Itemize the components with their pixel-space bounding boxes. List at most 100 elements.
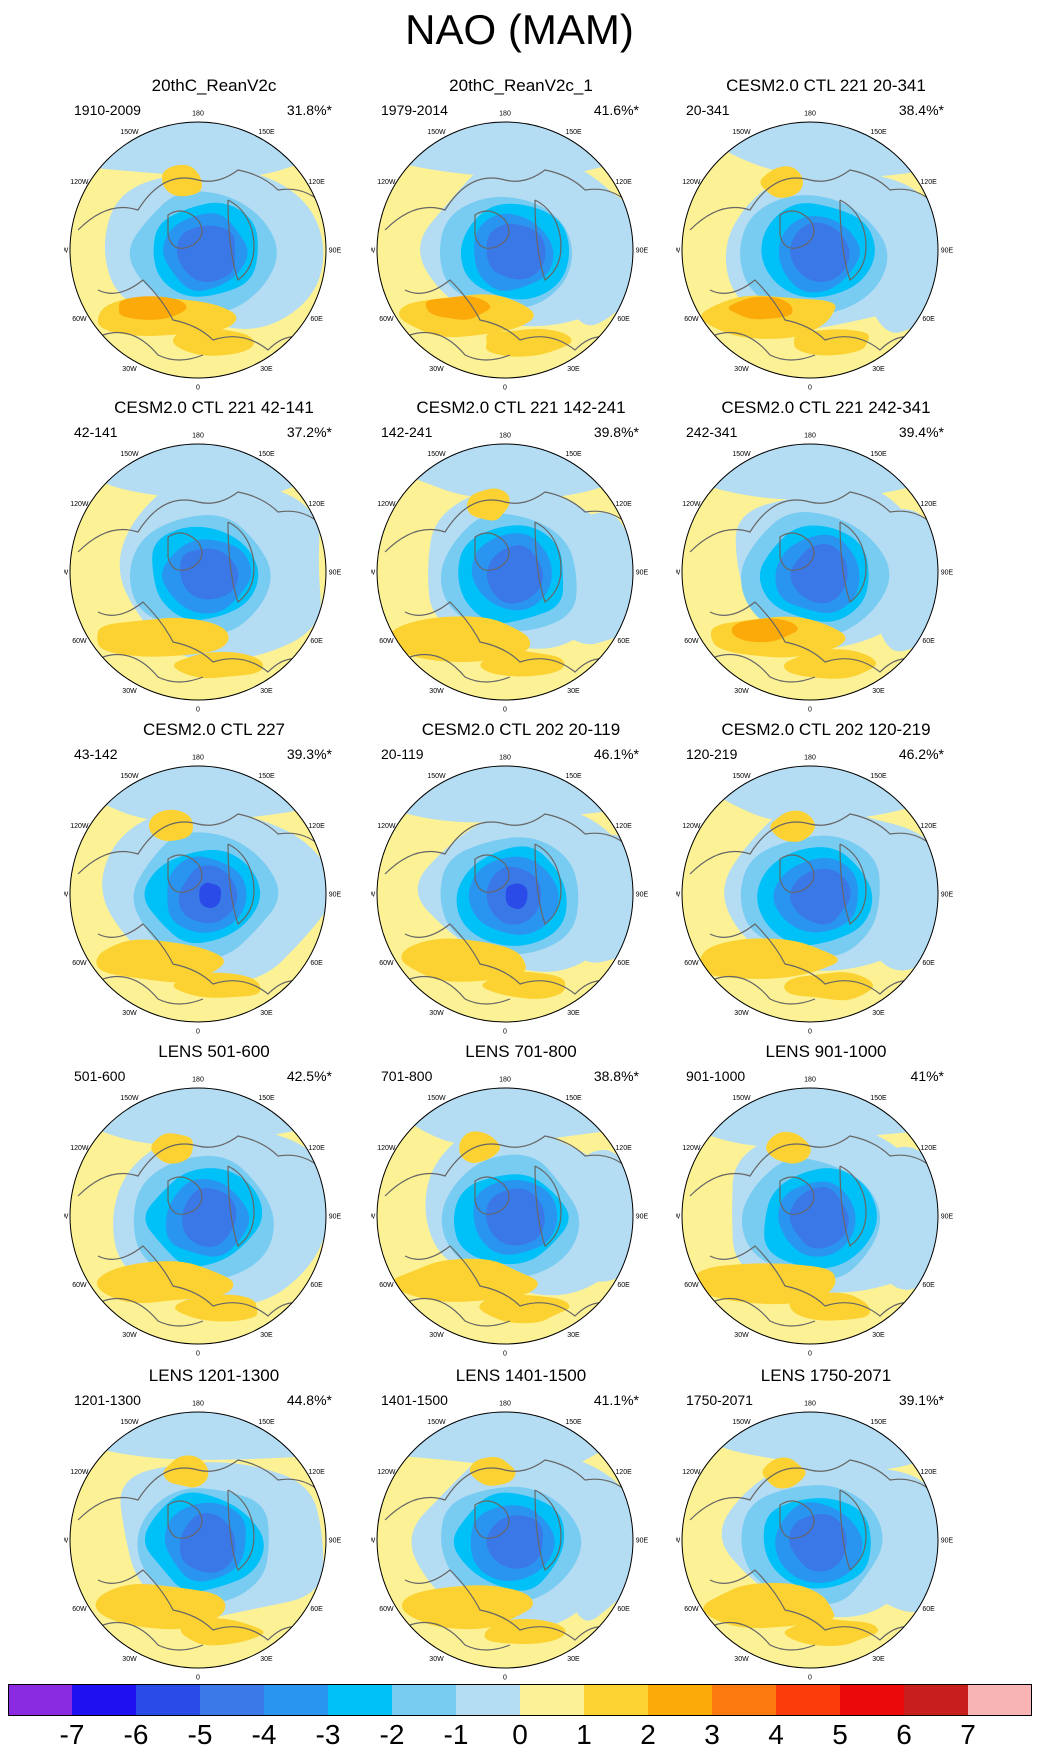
──────────
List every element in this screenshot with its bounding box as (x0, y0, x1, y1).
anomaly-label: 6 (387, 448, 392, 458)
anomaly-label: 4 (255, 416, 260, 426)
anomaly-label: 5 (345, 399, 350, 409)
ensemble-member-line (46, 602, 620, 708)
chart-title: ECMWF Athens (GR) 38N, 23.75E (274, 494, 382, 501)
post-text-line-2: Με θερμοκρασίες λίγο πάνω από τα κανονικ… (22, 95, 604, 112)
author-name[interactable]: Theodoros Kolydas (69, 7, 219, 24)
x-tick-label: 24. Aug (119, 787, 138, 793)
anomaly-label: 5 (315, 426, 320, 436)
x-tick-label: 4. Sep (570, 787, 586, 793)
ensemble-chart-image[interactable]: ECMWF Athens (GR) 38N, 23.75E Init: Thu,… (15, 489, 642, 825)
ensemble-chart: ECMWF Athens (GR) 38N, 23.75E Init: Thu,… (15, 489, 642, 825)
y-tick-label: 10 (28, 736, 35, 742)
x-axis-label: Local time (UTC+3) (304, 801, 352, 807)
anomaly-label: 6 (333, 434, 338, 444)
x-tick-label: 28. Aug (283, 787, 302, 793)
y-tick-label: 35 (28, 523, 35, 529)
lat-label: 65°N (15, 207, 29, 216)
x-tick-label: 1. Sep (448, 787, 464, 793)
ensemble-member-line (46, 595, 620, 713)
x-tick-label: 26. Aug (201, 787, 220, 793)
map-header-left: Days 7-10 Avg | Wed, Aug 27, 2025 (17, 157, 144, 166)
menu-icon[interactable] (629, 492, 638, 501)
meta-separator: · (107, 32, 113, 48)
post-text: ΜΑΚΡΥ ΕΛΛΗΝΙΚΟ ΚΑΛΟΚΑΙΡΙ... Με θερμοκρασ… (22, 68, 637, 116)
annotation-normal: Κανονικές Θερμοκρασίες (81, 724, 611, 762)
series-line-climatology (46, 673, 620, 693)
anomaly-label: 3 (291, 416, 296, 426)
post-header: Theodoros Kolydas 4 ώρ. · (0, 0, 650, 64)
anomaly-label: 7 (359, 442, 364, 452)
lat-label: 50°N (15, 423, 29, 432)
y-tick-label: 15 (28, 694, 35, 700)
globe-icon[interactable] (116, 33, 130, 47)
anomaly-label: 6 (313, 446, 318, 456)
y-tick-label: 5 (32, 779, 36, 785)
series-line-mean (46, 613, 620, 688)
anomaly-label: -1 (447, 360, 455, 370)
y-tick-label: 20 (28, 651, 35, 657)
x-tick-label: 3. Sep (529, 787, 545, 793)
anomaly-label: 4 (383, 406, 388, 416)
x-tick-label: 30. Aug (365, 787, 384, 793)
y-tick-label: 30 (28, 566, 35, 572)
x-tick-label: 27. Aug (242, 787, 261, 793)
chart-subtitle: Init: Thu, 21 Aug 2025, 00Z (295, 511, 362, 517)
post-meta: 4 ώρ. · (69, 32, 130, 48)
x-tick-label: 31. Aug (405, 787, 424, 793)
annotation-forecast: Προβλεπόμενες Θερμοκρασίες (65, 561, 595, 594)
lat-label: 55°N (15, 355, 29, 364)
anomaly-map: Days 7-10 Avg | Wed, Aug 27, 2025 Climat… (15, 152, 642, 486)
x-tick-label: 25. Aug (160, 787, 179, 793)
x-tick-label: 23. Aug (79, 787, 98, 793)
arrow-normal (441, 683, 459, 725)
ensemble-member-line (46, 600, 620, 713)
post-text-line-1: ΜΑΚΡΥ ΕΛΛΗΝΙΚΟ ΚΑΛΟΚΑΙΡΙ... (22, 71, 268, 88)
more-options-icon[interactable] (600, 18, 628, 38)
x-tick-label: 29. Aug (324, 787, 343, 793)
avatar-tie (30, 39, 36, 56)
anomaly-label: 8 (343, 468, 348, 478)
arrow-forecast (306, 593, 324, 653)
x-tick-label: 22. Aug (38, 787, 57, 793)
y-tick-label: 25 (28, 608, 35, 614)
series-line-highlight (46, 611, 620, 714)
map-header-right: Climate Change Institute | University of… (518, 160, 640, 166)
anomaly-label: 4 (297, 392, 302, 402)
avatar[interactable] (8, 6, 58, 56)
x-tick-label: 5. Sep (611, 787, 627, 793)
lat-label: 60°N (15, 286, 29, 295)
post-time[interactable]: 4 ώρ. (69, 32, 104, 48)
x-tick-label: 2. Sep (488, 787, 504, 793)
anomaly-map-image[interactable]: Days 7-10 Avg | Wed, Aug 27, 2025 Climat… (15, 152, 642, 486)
──────────
### Short exercise
Reproduce the lines of the entries above word for word, starting with the line that contains "List every element" and going on through the line that contains "post-text: ΜΑΚΡΥ ΕΛΛΗΝΙΚΟ".

### Answer below
List every element in this screenshot with its bounding box as (x0, y0, x1, y1).
anomaly-label: 6 (387, 448, 392, 458)
anomaly-label: 4 (255, 416, 260, 426)
anomaly-label: 5 (345, 399, 350, 409)
ensemble-member-line (46, 602, 620, 708)
chart-title: ECMWF Athens (GR) 38N, 23.75E (274, 494, 382, 501)
post-text-line-2: Με θερμοκρασίες λίγο πάνω από τα κανονικ… (22, 95, 604, 112)
author-name[interactable]: Theodoros Kolydas (69, 7, 219, 24)
x-tick-label: 24. Aug (119, 787, 138, 793)
anomaly-label: 5 (315, 426, 320, 436)
x-tick-label: 4. Sep (570, 787, 586, 793)
ensemble-chart-image[interactable]: ECMWF Athens (GR) 38N, 23.75E Init: Thu,… (15, 489, 642, 825)
ensemble-chart: ECMWF Athens (GR) 38N, 23.75E Init: Thu,… (15, 489, 642, 825)
y-tick-label: 10 (28, 736, 35, 742)
x-axis-label: Local time (UTC+3) (304, 801, 352, 807)
anomaly-label: 6 (333, 434, 338, 444)
x-tick-label: 28. Aug (283, 787, 302, 793)
y-tick-label: 35 (28, 523, 35, 529)
lat-label: 65°N (15, 207, 29, 216)
x-tick-label: 1. Sep (448, 787, 464, 793)
ensemble-member-line (46, 595, 620, 713)
x-tick-label: 26. Aug (201, 787, 220, 793)
map-header-left: Days 7-10 Avg | Wed, Aug 27, 2025 (17, 157, 144, 166)
menu-icon[interactable] (629, 492, 638, 501)
meta-separator: · (107, 32, 113, 48)
post-text: ΜΑΚΡΥ ΕΛΛΗΝΙΚΟ ΚΑΛΟΚΑΙΡΙ... Με θερμοκρασ… (22, 68, 637, 116)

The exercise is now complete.